[AIM OF THE TASK] Using the listing below, give the number of lines where "name" appears, and nothing else.

[RAW DATA]
········

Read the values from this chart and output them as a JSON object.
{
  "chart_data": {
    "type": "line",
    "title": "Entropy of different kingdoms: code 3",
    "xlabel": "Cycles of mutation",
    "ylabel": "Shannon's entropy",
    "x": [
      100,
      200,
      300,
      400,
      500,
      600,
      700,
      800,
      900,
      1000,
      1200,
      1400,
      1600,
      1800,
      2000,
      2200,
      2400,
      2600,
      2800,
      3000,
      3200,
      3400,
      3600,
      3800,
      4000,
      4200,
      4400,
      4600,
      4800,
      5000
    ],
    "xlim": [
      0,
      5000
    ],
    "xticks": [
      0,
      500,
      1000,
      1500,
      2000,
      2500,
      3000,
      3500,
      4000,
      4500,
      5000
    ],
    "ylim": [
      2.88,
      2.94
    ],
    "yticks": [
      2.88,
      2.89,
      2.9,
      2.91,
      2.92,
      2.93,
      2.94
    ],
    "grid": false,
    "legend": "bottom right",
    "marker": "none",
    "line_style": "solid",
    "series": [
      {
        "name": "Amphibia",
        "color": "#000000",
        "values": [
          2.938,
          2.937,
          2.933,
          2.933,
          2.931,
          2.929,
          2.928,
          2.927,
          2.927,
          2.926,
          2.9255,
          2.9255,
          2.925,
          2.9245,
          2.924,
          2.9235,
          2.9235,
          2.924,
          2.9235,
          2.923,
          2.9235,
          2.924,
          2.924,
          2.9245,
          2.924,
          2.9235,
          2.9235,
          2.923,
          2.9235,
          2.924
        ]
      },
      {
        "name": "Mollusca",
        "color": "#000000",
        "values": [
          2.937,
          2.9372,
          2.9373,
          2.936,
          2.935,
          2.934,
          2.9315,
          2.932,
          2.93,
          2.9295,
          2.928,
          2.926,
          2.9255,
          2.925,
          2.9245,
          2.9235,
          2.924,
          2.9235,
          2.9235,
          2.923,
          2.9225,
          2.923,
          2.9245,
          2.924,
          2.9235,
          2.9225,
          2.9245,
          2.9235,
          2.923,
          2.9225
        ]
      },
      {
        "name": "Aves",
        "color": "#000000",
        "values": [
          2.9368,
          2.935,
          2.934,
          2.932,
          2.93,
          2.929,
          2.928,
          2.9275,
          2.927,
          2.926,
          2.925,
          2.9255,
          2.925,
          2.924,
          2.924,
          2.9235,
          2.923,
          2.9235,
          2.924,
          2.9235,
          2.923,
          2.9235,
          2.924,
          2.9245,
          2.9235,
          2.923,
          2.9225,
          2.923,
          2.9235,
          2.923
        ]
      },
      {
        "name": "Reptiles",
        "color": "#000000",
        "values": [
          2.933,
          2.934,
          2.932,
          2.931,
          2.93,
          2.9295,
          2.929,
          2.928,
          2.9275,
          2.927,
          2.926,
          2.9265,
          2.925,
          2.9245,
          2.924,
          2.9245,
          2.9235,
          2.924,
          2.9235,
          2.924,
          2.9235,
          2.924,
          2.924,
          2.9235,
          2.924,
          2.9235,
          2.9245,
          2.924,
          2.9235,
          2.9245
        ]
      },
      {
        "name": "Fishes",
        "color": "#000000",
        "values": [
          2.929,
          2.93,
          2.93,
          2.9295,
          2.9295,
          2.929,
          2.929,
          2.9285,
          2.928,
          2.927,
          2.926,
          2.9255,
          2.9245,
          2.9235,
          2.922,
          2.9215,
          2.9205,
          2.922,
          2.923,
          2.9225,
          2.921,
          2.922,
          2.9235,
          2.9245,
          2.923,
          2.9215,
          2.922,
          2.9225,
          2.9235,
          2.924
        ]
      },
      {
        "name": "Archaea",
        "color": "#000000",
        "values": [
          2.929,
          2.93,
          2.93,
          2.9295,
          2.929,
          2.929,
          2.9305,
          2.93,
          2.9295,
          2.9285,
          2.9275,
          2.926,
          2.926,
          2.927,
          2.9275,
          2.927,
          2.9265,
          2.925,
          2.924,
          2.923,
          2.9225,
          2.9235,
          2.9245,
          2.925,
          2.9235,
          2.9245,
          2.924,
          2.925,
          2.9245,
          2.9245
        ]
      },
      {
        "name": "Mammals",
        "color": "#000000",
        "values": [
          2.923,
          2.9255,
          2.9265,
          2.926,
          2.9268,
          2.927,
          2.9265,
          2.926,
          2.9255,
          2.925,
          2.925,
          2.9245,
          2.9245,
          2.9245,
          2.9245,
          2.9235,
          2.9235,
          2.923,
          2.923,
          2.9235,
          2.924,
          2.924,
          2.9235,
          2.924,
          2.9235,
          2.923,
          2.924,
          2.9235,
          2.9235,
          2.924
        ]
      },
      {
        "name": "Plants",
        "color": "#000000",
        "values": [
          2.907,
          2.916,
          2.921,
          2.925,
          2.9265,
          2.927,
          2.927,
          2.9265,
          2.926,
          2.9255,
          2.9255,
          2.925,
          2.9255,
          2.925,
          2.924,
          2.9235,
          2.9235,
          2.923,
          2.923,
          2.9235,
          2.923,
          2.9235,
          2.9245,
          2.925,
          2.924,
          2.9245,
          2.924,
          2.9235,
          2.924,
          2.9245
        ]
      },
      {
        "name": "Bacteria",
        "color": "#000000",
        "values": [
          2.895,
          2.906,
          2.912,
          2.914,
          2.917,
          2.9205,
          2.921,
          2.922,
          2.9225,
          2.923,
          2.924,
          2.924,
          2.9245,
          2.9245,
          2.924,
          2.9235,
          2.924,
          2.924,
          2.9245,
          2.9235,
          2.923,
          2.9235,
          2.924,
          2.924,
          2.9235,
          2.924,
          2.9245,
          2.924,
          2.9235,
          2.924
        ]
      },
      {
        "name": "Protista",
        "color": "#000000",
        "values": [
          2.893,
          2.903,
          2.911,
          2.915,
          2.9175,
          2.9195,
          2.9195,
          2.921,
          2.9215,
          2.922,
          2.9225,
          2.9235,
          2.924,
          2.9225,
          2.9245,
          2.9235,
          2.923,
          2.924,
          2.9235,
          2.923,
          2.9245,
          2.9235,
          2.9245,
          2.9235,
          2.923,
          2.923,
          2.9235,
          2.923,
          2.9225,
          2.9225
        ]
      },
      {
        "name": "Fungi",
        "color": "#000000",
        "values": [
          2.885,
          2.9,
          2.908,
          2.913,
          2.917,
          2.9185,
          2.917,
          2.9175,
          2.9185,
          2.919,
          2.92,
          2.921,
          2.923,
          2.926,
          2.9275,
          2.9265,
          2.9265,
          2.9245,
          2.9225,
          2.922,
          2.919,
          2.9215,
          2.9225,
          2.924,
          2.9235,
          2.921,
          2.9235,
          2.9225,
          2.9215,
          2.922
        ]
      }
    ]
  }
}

········

[YOUR RESPONSE] 11